ENTRIES SHOWN:
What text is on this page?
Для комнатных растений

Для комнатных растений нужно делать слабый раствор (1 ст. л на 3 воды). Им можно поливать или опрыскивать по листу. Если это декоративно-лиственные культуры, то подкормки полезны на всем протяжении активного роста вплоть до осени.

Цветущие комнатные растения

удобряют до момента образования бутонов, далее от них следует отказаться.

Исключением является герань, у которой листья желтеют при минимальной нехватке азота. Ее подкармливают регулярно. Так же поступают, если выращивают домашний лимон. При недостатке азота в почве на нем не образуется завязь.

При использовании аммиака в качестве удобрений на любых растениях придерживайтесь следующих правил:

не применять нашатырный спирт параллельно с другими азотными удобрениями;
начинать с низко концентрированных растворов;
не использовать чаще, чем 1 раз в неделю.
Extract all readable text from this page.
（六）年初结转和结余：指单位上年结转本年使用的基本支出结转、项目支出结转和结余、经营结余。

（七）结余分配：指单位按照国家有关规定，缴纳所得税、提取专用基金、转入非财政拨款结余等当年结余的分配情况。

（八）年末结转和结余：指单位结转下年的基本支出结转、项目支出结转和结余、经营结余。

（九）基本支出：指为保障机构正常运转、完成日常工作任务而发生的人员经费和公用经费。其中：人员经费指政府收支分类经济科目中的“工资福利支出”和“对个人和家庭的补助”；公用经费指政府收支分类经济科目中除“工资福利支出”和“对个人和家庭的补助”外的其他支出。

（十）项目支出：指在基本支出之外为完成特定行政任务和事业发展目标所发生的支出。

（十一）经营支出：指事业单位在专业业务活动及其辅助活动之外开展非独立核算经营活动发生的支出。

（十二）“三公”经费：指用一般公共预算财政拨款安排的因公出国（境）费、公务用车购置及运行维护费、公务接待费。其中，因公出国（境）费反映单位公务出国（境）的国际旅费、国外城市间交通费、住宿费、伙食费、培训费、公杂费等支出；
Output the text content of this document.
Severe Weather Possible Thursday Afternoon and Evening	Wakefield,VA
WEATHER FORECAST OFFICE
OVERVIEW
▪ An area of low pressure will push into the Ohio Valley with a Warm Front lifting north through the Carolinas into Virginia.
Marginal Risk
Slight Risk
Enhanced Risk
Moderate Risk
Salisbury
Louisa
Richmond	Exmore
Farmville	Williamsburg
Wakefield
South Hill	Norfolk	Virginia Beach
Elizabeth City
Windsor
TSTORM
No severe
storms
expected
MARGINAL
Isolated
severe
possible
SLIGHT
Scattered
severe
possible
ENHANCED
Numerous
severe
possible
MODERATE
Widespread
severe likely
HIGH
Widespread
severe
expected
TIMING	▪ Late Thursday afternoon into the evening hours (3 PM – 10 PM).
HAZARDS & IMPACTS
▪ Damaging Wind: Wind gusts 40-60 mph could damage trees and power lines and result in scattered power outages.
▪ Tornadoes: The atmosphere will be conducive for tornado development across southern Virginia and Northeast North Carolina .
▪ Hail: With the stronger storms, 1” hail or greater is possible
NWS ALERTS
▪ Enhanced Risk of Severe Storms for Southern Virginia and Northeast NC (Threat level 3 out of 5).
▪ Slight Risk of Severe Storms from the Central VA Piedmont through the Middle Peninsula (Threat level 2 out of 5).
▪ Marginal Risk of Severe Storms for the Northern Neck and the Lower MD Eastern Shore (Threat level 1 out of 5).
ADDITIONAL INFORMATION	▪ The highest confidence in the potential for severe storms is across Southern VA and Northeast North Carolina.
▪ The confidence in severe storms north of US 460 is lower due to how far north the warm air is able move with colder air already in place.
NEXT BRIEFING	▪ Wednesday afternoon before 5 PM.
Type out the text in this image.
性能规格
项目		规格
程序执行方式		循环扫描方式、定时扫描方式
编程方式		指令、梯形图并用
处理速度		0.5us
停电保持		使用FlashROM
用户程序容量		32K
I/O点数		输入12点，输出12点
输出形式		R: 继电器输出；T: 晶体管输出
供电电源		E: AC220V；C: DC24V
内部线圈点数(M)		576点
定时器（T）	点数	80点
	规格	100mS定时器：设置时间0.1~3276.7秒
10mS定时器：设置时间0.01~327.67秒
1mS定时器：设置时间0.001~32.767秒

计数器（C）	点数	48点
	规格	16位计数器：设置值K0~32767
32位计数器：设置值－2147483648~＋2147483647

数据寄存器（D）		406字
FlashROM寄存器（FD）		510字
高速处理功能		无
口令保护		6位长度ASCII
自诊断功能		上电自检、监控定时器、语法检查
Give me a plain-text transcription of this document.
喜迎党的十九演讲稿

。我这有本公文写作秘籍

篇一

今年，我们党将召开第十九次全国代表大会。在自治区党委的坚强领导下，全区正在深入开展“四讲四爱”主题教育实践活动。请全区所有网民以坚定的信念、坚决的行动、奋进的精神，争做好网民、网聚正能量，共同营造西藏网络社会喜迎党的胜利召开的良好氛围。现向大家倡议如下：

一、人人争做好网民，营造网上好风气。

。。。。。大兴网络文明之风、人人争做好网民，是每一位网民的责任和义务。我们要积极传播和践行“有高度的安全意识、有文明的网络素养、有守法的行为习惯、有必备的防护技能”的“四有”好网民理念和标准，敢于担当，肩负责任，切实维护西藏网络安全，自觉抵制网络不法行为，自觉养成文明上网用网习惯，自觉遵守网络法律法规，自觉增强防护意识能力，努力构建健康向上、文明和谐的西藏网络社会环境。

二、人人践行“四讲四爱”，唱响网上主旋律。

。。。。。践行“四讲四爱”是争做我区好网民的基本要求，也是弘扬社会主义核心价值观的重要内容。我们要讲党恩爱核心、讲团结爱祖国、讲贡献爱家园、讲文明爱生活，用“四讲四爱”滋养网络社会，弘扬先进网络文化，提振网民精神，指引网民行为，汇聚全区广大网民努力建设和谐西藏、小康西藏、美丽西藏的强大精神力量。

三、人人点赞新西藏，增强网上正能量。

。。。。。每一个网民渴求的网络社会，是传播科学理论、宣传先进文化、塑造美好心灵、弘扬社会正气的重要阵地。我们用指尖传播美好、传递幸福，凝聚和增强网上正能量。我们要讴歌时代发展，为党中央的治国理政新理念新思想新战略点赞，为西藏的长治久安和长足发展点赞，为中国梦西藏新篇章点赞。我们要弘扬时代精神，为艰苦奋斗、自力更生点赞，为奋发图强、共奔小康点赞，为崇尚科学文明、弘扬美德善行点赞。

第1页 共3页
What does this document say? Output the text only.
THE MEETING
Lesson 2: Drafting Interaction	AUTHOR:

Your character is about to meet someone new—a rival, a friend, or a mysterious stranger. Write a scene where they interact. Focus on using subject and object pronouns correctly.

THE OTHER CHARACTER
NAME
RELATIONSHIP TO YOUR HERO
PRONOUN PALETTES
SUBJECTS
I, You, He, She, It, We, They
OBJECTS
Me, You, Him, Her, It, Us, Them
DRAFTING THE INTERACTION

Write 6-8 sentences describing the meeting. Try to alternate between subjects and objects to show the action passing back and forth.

WHAT IS REQUIRED:
Restate every record exactly, leaving nothing out.

EXERCISE SOLUTION:
What text is on this page?
Для комнатных растений

Для комнатных растений нужно делать слабый раствор (1 ст. л на 3 воды). Им можно поливать или опрыскивать по листу. Если это декоративно-лиственные культуры, то подкормки полезны на всем протяжении активного роста вплоть до осени.

Цветущие комнатные растения

удобряют до момента образования бутонов, далее от них следует отказаться.

Исключением является герань, у которой листья желтеют при минимальной нехватке азота. Ее подкармливают регулярно. Так же поступают, если выращивают домашний лимон. При недостатке азота в почве на нем не образуется завязь.

При использовании аммиака в качестве удобрений на любых растениях придерживайтесь следующих правил:

не применять нашатырный спирт параллельно с другими азотными удобрениями;
начинать с низко концентрированных растворов;
не использовать чаще, чем 1 раз в неделю.
Extract all readable text from this page.
（六）年初结转和结余：指单位上年结转本年使用的基本支出结转、项目支出结转和结余、经营结余。

（七）结余分配：指单位按照国家有关规定，缴纳所得税、提取专用基金、转入非财政拨款结余等当年结余的分配情况。

（八）年末结转和结余：指单位结转下年的基本支出结转、项目支出结转和结余、经营结余。

（九）基本支出：指为保障机构正常运转、完成日常工作任务而发生的人员经费和公用经费。其中：人员经费指政府收支分类经济科目中的“工资福利支出”和“对个人和家庭的补助”；公用经费指政府收支分类经济科目中除“工资福利支出”和“对个人和家庭的补助”外的其他支出。

（十）项目支出：指在基本支出之外为完成特定行政任务和事业发展目标所发生的支出。

（十一）经营支出：指事业单位在专业业务活动及其辅助活动之外开展非独立核算经营活动发生的支出。

（十二）“三公”经费：指用一般公共预算财政拨款安排的因公出国（境）费、公务用车购置及运行维护费、公务接待费。其中，因公出国（境）费反映单位公务出国（境）的国际旅费、国外城市间交通费、住宿费、伙食费、培训费、公杂费等支出；
Output the text content of this document.
Severe Weather Possible Thursday Afternoon and Evening	Wakefield,VA
WEATHER FORECAST OFFICE
OVERVIEW
▪ An area of low pressure will push into the Ohio Valley with a Warm Front lifting north through the Carolinas into Virginia.
Marginal Risk
Slight Risk
Enhanced Risk
Moderate Risk
Salisbury
Louisa
Richmond	Exmore
Farmville	Williamsburg
Wakefield
South Hill	Norfolk	Virginia Beach
Elizabeth City
Windsor
TSTORM
No severe
storms
expected
MARGINAL
Isolated
severe
possible
SLIGHT
Scattered
severe
possible
ENHANCED
Numerous
severe
possible
MODERATE
Widespread
severe likely
HIGH
Widespread
severe
expected
TIMING	▪ Late Thursday afternoon into the evening hours (3 PM – 10 PM).
HAZARDS & IMPACTS
▪ Damaging Wind: Wind gusts 40-60 mph could damage trees and power lines and result in scattered power outages.
▪ Tornadoes: The atmosphere will be conducive for tornado development across southern Virginia and Northeast North Carolina .
▪ Hail: With the stronger storms, 1” hail or greater is possible
NWS ALERTS
▪ Enhanced Risk of Severe Storms for Southern Virginia and Northeast NC (Threat level 3 out of 5).
▪ Slight Risk of Severe Storms from the Central VA Piedmont through the Middle Peninsula (Threat level 2 out of 5).
▪ Marginal Risk of Severe Storms for the Northern Neck and the Lower MD Eastern Shore (Threat level 1 out of 5).
ADDITIONAL INFORMATION	▪ The highest confidence in the potential for severe storms is across Southern VA and Northeast North Carolina.
▪ The confidence in severe storms north of US 460 is lower due to how far north the warm air is able move with colder air already in place.
NEXT BRIEFING	▪ Wednesday afternoon before 5 PM.
Type out the text in this image.
性能规格
项目		规格
程序执行方式		循环扫描方式、定时扫描方式
编程方式		指令、梯形图并用
处理速度		0.5us
停电保持		使用FlashROM
用户程序容量		32K
I/O点数		输入12点，输出12点
输出形式		R: 继电器输出；T: 晶体管输出
供电电源		E: AC220V；C: DC24V
内部线圈点数(M)		576点
定时器（T）	点数	80点
	规格	100mS定时器：设置时间0.1~3276.7秒
10mS定时器：设置时间0.01~327.67秒
1mS定时器：设置时间0.001~32.767秒

计数器（C）	点数	48点
	规格	16位计数器：设置值K0~32767
32位计数器：设置值－2147483648~＋2147483647

数据寄存器（D）		406字
FlashROM寄存器（FD）		510字
高速处理功能		无
口令保护		6位长度ASCII
自诊断功能		上电自检、监控定时器、语法检查
Give me a plain-text transcription of this document.
喜迎党的十九演讲稿

。我这有本公文写作秘籍

篇一

今年，我们党将召开第十九次全国代表大会。在自治区党委的坚强领导下，全区正在深入开展“四讲四爱”主题教育实践活动。请全区所有网民以坚定的信念、坚决的行动、奋进的精神，争做好网民、网聚正能量，共同营造西藏网络社会喜迎党的胜利召开的良好氛围。现向大家倡议如下：

一、人人争做好网民，营造网上好风气。

。。。。。大兴网络文明之风、人人争做好网民，是每一位网民的责任和义务。我们要积极传播和践行“有高度的安全意识、有文明的网络素养、有守法的行为习惯、有必备的防护技能”的“四有”好网民理念和标准，敢于担当，肩负责任，切实维护西藏网络安全，自觉抵制网络不法行为，自觉养成文明上网用网习惯，自觉遵守网络法律法规，自觉增强防护意识能力，努力构建健康向上、文明和谐的西藏网络社会环境。

二、人人践行“四讲四爱”，唱响网上主旋律。

。。。。。践行“四讲四爱”是争做我区好网民的基本要求，也是弘扬社会主义核心价值观的重要内容。我们要讲党恩爱核心、讲团结爱祖国、讲贡献爱家园、讲文明爱生活，用“四讲四爱”滋养网络社会，弘扬先进网络文化，提振网民精神，指引网民行为，汇聚全区广大网民努力建设和谐西藏、小康西藏、美丽西藏的强大精神力量。

三、人人点赞新西藏，增强网上正能量。

。。。。。每一个网民渴求的网络社会，是传播科学理论、宣传先进文化、塑造美好心灵、弘扬社会正气的重要阵地。我们用指尖传播美好、传递幸福，凝聚和增强网上正能量。我们要讴歌时代发展，为党中央的治国理政新理念新思想新战略点赞，为西藏的长治久安和长足发展点赞，为中国梦西藏新篇章点赞。我们要弘扬时代精神，为艰苦奋斗、自力更生点赞，为奋发图强、共奔小康点赞，为崇尚科学文明、弘扬美德善行点赞。

第1页 共3页
What does this document say? Output the text only.
THE MEETING
Lesson 2: Drafting Interaction	AUTHOR:

Your character is about to meet someone new—a rival, a friend, or a mysterious stranger. Write a scene where they interact. Focus on using subject and object pronouns correctly.

THE OTHER CHARACTER
NAME
RELATIONSHIP TO YOUR HERO
PRONOUN PALETTES
SUBJECTS
I, You, He, She, It, We, They
OBJECTS
Me, You, Him, Her, It, Us, Them
DRAFTING THE INTERACTION

Write 6-8 sentences describing the meeting. Try to alternate between subjects and objects to show the action passing back and forth.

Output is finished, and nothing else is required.